• **RECORDS SUPPLIED**:
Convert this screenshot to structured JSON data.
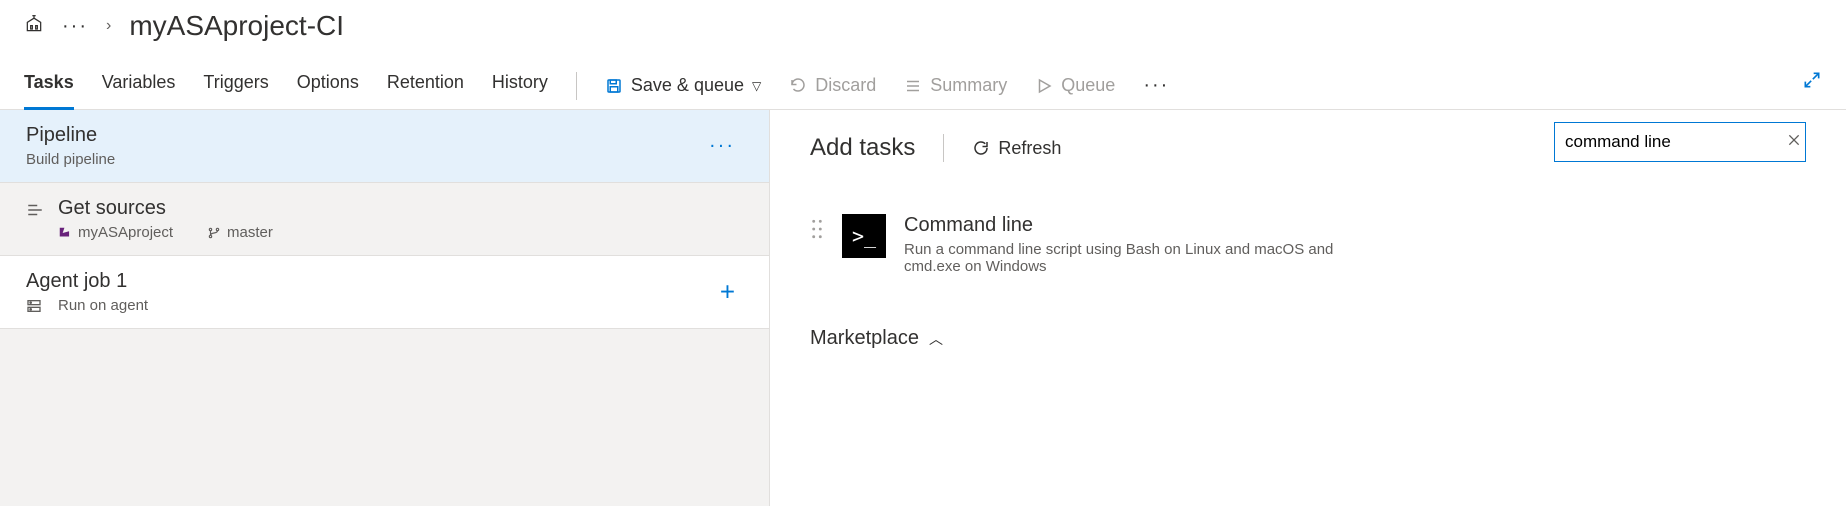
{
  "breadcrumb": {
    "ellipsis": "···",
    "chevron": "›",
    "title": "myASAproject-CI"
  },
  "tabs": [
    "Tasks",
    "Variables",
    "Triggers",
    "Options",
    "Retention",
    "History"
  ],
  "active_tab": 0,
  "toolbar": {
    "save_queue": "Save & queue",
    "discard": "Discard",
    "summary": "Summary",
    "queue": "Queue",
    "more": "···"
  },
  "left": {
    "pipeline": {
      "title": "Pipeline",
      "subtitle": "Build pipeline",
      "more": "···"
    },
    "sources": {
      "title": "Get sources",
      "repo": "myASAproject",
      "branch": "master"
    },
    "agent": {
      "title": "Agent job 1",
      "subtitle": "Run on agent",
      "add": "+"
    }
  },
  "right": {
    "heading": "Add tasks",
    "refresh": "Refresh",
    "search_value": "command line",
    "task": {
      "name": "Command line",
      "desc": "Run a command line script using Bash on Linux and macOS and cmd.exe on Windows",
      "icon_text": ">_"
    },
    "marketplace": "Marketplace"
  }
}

==

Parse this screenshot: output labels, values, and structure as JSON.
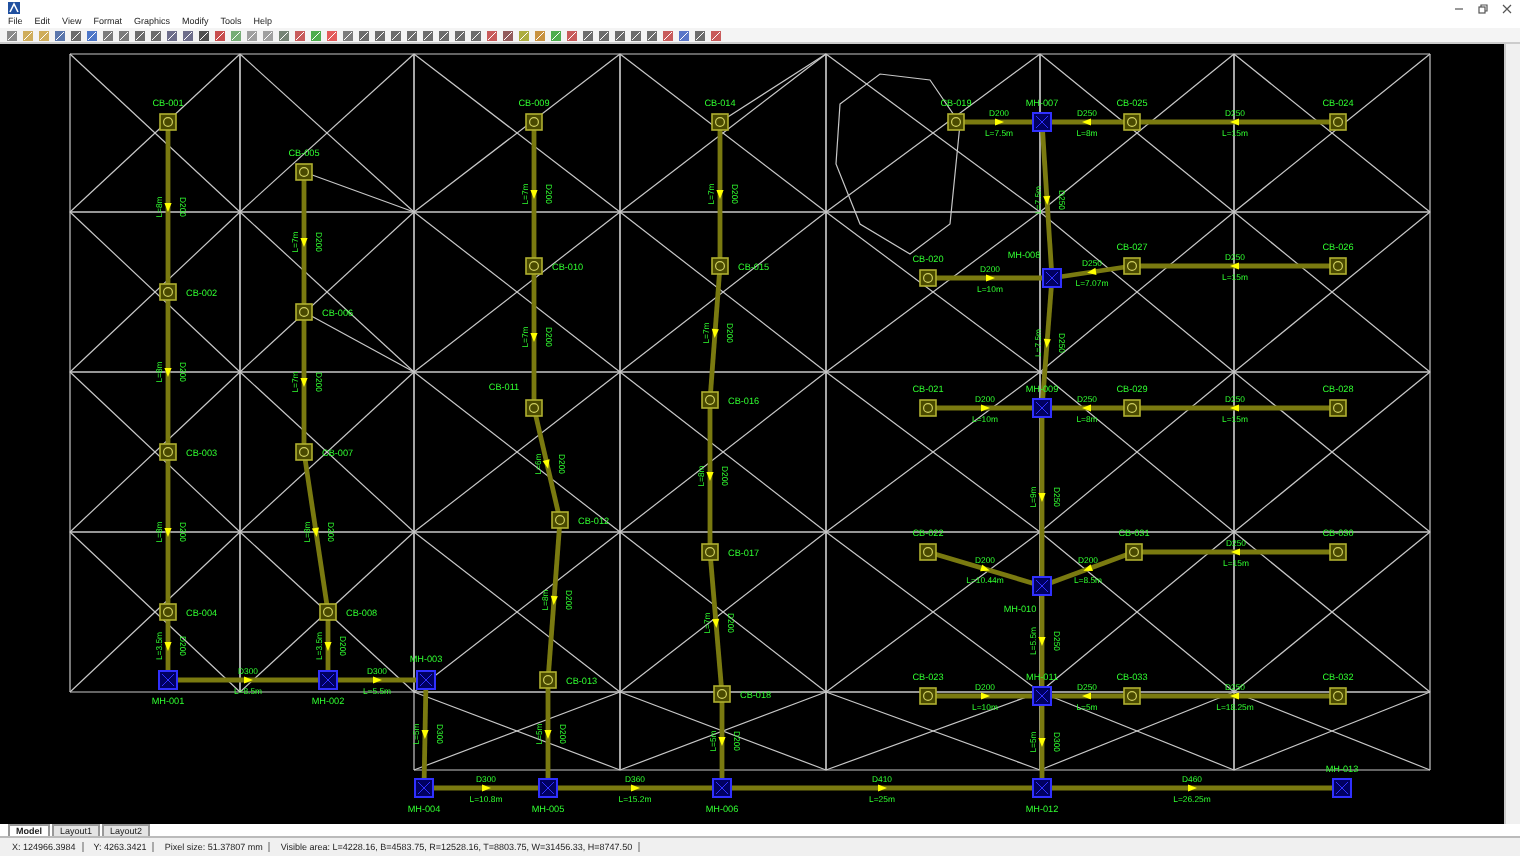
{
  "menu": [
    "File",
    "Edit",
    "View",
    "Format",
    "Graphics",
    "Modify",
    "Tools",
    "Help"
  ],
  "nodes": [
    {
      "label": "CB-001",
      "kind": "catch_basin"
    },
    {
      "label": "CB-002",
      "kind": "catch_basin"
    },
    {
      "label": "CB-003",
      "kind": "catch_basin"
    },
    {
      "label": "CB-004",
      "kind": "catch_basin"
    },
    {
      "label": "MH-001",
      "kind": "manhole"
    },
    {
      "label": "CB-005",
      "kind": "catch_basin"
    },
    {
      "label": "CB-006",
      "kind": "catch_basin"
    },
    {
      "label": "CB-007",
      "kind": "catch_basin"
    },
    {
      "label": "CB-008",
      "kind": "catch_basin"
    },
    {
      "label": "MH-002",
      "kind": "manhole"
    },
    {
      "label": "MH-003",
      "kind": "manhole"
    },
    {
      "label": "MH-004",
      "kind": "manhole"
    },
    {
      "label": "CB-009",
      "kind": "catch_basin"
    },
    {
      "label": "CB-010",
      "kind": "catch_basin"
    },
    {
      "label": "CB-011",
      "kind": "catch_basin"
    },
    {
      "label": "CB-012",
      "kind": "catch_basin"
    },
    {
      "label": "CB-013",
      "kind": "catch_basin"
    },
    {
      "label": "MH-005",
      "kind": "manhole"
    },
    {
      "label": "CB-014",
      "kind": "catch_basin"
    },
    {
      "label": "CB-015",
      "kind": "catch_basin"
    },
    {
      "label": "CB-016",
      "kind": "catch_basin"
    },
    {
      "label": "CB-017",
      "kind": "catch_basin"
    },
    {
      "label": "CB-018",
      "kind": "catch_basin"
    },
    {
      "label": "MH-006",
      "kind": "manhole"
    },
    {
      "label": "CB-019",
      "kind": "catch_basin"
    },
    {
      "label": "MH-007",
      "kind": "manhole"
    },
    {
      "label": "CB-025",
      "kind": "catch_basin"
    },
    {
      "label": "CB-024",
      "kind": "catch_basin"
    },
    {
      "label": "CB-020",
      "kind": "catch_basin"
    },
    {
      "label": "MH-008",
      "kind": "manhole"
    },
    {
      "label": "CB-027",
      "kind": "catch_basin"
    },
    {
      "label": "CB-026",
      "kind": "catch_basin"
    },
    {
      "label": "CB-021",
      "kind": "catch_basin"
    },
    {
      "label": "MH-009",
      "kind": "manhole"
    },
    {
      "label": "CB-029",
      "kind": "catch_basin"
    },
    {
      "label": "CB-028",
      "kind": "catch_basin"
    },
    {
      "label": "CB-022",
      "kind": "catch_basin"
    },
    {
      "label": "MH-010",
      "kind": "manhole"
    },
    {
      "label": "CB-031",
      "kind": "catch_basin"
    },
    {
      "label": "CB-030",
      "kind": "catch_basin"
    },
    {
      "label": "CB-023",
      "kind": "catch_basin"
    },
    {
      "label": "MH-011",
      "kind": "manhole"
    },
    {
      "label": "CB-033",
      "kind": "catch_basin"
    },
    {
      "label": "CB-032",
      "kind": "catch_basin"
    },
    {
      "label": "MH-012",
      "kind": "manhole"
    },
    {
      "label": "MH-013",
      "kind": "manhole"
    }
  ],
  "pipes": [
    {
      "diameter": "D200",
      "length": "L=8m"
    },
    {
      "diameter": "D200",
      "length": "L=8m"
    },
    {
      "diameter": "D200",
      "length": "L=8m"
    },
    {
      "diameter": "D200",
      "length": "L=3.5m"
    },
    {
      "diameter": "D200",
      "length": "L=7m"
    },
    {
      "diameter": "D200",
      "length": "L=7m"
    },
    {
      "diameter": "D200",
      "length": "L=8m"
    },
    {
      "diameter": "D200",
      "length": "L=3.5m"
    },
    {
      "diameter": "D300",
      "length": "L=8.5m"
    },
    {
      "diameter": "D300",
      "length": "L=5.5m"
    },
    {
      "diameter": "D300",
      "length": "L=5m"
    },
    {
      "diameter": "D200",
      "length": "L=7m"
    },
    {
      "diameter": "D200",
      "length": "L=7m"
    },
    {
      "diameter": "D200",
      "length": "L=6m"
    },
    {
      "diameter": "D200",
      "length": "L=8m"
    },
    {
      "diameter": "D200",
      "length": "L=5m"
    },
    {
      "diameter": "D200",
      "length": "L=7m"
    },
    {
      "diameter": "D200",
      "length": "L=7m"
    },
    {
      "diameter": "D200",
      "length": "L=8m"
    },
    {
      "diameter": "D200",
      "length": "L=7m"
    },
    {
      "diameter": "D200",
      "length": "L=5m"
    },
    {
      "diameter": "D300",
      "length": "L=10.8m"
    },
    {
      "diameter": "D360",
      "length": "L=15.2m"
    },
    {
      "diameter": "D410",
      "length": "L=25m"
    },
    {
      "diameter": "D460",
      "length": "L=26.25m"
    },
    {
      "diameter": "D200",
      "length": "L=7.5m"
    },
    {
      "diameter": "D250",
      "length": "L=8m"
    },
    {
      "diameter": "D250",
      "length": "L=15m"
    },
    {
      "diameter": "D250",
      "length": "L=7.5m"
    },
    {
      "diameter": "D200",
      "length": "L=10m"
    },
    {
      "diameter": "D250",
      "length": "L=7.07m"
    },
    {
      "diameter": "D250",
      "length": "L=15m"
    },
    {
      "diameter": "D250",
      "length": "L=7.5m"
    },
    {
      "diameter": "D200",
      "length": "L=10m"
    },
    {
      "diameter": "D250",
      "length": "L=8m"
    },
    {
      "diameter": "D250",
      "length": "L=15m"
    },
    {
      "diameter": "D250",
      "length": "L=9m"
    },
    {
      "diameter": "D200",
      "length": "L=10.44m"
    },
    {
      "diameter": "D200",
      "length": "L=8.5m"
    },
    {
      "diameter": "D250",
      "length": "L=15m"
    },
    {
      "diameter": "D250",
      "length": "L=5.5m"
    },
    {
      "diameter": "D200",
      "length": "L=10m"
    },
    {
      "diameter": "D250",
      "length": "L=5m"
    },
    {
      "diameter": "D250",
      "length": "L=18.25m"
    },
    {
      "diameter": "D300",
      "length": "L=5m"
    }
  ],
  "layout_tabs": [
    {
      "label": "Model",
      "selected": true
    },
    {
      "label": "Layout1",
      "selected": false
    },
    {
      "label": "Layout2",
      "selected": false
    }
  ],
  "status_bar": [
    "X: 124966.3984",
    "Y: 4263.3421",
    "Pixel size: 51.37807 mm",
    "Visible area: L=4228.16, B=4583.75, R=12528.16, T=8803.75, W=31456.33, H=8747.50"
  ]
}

---

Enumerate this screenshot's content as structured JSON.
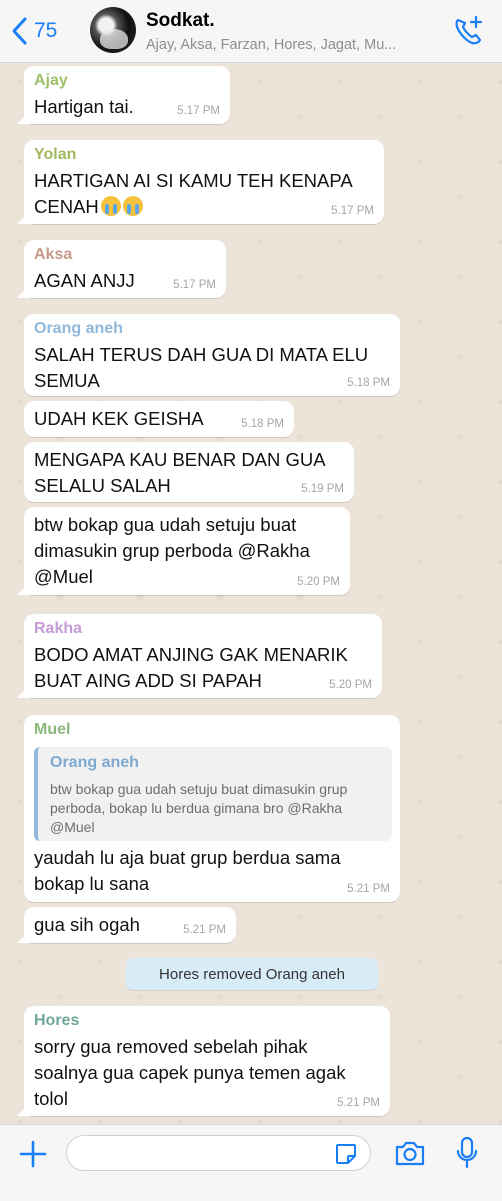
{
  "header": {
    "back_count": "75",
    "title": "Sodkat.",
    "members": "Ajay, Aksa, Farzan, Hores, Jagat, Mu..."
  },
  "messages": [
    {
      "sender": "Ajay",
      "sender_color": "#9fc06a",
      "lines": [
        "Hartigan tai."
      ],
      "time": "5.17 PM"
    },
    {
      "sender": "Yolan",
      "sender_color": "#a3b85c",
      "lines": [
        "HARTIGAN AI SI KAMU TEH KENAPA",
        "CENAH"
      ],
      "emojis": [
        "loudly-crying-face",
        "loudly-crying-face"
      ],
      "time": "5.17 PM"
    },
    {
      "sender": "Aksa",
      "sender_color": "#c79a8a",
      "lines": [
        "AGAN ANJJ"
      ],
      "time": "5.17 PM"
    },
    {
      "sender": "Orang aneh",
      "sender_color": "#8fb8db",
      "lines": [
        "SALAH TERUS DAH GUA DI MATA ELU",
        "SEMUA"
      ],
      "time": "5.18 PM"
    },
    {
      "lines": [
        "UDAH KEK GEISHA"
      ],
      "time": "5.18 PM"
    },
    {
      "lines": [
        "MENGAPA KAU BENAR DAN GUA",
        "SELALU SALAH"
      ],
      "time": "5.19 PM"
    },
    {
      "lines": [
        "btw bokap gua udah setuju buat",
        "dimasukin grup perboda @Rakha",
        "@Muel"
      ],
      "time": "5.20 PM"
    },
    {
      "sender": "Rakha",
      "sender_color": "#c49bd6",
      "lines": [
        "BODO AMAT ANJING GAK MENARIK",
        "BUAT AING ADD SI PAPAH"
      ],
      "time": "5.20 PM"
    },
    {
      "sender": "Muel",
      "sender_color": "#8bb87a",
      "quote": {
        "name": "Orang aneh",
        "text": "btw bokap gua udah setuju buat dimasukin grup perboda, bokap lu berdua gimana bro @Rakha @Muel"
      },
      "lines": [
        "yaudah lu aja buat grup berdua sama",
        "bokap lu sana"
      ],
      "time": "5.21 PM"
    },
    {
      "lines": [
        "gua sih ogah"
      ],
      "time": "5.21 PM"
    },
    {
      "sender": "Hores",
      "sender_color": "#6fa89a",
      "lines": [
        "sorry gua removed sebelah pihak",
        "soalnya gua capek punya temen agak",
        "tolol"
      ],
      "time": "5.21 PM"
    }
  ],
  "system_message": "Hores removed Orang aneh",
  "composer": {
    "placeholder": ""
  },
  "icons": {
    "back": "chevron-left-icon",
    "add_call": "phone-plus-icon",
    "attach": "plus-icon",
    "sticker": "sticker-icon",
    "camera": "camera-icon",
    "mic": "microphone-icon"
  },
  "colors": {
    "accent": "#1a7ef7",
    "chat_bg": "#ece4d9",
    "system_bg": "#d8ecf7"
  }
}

• **EXERCISE PROMPT**:
State how many lines include the string "structured". Give no other information.

• **WRITTEN RESPONSE**:
2